Instruction = In the records below, pick out all lines containing the word "Temperture".

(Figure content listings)
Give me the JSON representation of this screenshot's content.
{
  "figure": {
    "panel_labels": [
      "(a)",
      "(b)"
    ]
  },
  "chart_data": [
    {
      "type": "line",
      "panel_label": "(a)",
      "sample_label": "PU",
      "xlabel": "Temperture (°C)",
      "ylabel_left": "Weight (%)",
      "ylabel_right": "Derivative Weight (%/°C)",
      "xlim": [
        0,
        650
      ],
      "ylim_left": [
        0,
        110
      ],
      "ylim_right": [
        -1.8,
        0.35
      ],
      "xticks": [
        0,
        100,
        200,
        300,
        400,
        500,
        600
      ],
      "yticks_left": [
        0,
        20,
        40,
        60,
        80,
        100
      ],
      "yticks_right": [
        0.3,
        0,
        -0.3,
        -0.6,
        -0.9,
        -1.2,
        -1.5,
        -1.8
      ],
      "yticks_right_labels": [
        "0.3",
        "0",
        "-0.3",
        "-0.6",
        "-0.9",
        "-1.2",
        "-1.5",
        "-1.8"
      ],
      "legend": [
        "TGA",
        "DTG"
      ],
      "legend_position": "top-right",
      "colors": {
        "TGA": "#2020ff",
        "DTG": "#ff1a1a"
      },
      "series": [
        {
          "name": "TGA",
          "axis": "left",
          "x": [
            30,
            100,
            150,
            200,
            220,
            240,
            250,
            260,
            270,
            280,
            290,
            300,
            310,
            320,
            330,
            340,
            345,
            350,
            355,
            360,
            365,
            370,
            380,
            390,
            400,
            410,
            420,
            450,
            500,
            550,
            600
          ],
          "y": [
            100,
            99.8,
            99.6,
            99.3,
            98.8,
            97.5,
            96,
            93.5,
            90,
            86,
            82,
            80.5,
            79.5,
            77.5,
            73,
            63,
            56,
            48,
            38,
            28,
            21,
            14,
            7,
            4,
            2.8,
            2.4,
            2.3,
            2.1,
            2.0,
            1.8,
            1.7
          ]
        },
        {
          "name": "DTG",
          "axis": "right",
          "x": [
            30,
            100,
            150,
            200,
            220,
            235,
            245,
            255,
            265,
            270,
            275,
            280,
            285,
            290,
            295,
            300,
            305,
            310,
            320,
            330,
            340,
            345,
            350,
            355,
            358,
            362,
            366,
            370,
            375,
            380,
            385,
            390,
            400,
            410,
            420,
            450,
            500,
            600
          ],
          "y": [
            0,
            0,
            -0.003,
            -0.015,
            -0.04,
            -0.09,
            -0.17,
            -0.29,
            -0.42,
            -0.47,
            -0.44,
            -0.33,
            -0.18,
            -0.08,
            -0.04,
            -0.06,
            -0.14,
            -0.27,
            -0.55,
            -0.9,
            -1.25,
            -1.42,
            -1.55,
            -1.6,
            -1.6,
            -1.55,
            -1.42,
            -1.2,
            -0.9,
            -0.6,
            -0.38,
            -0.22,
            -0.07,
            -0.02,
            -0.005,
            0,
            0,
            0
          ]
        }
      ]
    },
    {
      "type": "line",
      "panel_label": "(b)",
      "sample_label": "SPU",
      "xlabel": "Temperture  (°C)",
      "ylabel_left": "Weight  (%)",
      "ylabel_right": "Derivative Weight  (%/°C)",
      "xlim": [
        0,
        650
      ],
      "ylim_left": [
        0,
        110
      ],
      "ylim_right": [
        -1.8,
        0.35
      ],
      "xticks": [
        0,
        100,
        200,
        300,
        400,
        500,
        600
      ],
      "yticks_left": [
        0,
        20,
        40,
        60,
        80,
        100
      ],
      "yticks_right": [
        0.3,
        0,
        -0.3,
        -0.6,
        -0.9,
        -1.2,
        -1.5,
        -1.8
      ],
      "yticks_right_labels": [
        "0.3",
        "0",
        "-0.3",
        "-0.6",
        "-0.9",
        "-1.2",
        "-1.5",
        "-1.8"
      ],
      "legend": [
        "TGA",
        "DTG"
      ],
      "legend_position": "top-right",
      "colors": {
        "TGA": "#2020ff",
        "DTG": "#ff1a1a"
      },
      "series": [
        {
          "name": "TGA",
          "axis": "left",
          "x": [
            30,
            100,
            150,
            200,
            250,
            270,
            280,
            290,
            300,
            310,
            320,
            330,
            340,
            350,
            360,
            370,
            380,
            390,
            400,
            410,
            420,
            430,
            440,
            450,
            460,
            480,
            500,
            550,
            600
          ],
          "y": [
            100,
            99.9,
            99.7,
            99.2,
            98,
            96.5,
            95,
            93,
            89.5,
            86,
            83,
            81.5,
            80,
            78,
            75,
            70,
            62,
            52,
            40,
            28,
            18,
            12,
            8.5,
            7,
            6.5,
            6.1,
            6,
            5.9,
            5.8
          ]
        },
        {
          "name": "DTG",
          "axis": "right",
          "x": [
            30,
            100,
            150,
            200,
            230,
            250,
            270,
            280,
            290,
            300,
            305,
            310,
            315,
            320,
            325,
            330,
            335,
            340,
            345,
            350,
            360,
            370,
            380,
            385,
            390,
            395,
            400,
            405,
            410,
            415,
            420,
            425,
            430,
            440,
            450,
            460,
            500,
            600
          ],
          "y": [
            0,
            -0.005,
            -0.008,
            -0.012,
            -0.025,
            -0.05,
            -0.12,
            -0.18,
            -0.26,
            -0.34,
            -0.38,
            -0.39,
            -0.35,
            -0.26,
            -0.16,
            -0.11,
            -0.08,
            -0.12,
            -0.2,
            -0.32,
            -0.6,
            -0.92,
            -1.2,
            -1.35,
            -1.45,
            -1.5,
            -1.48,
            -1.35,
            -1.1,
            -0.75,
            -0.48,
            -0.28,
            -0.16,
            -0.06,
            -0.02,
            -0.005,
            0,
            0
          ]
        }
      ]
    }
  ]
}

Solution =
      "xlabel": "Temperture (°C)",
      "xlabel": "Temperture  (°C)",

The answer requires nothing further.